Given instruction:
Separate out the lines that hold "vọng".

Data entries:
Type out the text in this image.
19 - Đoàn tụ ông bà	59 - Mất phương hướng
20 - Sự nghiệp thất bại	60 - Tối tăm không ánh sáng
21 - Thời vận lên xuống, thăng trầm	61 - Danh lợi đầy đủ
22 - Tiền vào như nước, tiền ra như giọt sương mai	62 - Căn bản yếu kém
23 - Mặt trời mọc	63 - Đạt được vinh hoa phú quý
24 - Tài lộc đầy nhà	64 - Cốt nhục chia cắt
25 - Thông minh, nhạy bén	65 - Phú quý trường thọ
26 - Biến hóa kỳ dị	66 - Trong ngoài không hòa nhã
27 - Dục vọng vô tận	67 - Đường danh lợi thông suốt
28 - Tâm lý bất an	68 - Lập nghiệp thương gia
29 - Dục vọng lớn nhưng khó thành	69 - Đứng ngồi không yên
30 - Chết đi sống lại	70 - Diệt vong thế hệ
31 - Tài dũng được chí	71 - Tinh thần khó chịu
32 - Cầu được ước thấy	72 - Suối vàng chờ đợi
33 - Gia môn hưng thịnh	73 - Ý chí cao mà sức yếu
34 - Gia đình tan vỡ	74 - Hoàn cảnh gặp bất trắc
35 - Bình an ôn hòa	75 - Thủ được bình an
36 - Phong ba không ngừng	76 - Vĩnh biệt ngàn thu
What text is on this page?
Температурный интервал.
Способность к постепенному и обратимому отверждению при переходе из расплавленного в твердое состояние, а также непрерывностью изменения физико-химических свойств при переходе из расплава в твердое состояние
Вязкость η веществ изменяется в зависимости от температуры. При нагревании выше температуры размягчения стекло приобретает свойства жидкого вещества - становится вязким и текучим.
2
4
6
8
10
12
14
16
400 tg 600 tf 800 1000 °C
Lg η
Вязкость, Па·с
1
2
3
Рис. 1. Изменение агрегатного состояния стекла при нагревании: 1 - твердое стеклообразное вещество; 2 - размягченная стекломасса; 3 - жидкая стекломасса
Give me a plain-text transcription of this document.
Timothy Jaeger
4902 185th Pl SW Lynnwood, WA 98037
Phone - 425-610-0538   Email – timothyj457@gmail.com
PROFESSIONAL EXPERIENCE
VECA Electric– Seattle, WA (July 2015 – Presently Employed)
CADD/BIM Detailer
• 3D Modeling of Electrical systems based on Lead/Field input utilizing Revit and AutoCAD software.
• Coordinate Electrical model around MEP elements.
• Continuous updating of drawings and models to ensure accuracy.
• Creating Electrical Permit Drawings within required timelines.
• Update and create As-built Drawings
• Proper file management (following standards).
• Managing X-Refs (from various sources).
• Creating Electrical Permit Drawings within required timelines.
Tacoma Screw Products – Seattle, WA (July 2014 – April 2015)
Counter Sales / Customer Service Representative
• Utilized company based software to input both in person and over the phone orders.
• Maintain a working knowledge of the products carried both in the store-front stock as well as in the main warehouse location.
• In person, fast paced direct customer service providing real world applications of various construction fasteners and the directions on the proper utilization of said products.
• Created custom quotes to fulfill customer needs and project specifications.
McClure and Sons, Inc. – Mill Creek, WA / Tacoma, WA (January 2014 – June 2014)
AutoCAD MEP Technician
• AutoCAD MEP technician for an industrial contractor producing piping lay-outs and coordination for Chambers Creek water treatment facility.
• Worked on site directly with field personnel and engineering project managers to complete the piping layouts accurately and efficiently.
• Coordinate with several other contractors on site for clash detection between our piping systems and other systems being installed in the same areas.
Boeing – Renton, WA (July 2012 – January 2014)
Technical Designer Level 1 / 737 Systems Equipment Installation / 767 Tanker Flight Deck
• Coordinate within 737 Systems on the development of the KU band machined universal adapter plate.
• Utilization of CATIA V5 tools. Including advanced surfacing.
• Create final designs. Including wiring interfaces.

Task solution:
27 - Dục vọng vô tận	67 - Đường danh lợi thông suốt
29 - Dục vọng lớn nhưng khó thành	69 - Đứng ngồi không yên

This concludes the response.